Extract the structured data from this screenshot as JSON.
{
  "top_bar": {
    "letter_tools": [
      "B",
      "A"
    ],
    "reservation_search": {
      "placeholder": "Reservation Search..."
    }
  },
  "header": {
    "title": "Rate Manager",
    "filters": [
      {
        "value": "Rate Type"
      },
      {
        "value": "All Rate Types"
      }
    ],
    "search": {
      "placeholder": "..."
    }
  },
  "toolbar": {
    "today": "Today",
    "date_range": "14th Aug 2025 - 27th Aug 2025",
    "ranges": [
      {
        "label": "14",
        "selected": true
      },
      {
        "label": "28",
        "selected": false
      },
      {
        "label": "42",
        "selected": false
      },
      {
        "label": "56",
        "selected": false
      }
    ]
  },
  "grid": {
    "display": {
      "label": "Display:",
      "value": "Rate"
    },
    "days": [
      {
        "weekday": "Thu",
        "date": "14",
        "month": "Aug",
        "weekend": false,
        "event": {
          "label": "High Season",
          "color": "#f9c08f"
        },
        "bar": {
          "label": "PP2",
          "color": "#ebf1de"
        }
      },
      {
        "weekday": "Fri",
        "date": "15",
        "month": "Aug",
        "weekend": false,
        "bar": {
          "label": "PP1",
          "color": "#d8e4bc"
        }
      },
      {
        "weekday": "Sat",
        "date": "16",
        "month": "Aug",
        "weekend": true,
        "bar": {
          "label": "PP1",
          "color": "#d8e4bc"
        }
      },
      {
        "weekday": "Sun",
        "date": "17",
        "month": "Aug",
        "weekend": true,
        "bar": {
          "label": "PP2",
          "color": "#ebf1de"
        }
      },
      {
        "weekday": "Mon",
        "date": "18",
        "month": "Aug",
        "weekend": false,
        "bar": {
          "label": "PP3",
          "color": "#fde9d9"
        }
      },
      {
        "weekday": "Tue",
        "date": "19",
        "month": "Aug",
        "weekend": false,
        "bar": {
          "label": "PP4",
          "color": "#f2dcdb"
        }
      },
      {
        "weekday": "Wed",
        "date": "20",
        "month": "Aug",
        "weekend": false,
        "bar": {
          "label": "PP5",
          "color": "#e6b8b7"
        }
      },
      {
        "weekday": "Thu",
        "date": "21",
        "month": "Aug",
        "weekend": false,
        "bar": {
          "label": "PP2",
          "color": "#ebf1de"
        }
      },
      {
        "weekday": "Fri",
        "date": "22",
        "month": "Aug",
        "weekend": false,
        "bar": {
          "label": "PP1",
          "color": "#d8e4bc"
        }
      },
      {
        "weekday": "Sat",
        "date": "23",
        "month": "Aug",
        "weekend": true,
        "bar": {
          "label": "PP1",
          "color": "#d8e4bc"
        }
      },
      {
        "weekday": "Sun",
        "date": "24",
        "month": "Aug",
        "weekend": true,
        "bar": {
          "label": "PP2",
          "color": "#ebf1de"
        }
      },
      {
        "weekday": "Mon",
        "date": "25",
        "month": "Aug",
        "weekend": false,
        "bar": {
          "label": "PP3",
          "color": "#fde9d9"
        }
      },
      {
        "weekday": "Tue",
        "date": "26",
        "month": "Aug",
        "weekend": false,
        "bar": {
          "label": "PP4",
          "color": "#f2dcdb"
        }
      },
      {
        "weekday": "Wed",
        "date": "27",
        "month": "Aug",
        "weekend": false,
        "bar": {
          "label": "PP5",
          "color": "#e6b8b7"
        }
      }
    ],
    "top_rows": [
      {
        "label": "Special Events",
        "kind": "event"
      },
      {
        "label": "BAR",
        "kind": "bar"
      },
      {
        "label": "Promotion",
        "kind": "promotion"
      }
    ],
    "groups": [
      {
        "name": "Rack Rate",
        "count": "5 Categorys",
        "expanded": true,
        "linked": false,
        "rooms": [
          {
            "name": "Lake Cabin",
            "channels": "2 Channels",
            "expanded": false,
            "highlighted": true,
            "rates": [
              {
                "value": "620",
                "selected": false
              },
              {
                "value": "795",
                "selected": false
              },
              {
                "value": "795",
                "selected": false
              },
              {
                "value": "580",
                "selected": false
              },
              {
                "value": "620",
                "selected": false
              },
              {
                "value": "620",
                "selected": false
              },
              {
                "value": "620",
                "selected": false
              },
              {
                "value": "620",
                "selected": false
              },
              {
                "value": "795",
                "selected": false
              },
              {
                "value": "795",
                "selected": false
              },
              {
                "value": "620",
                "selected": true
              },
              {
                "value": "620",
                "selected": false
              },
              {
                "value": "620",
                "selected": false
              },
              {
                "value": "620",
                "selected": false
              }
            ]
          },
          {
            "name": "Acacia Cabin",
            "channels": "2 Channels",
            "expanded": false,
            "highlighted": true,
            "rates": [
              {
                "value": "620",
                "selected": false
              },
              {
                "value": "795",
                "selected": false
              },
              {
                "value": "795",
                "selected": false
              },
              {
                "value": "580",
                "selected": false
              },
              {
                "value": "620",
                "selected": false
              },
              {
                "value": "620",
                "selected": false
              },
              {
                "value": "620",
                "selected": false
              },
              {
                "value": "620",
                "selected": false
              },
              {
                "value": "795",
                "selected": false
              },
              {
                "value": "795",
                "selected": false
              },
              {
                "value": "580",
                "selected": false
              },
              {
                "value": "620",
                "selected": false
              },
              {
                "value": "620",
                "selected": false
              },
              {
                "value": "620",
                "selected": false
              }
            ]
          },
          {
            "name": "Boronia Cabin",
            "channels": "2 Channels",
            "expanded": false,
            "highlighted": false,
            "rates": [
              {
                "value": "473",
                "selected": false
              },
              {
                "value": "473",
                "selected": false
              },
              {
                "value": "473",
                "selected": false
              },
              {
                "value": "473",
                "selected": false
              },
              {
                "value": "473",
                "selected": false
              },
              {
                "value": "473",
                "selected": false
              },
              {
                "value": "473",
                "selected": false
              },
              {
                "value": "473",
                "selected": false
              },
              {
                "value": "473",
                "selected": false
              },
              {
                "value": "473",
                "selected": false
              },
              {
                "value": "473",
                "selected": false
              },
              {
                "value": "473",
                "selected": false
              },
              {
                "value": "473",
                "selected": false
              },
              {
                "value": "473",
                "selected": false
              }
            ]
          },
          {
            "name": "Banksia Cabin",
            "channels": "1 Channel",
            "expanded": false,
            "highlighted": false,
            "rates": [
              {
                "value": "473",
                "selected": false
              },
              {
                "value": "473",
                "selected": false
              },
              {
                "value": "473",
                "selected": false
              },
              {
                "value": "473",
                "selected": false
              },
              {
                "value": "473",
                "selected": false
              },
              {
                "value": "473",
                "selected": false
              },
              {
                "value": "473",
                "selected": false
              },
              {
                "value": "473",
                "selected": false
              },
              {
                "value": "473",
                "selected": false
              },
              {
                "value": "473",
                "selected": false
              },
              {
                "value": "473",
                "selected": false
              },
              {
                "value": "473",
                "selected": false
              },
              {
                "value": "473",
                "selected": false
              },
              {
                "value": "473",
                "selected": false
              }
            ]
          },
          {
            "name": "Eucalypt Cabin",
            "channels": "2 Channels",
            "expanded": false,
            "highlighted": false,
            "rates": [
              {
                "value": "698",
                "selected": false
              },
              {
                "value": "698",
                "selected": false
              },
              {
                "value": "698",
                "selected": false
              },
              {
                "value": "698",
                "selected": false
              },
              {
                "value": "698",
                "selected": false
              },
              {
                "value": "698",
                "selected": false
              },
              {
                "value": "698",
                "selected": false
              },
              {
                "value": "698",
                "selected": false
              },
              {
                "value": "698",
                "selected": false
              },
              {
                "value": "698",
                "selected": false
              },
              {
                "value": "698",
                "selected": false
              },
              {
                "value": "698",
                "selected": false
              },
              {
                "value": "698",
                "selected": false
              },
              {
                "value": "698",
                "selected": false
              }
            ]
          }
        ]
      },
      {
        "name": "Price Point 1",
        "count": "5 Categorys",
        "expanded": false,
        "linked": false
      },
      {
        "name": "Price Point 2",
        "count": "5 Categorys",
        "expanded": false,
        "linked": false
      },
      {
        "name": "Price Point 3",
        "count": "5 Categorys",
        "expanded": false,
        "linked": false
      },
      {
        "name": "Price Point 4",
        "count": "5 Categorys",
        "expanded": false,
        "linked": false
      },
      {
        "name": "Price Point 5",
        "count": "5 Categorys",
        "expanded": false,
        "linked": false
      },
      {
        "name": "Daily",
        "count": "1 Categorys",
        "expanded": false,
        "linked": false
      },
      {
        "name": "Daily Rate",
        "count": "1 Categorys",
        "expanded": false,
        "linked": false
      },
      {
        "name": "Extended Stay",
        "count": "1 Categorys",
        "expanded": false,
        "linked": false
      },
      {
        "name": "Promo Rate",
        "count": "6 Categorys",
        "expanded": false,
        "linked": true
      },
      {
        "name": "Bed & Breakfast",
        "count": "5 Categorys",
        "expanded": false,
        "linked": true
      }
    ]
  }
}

* * * *

Copy the lines from the entries above in which the word "placeholder" appears.

      "placeholder": "Reservation Search..."
      "placeholder": "..."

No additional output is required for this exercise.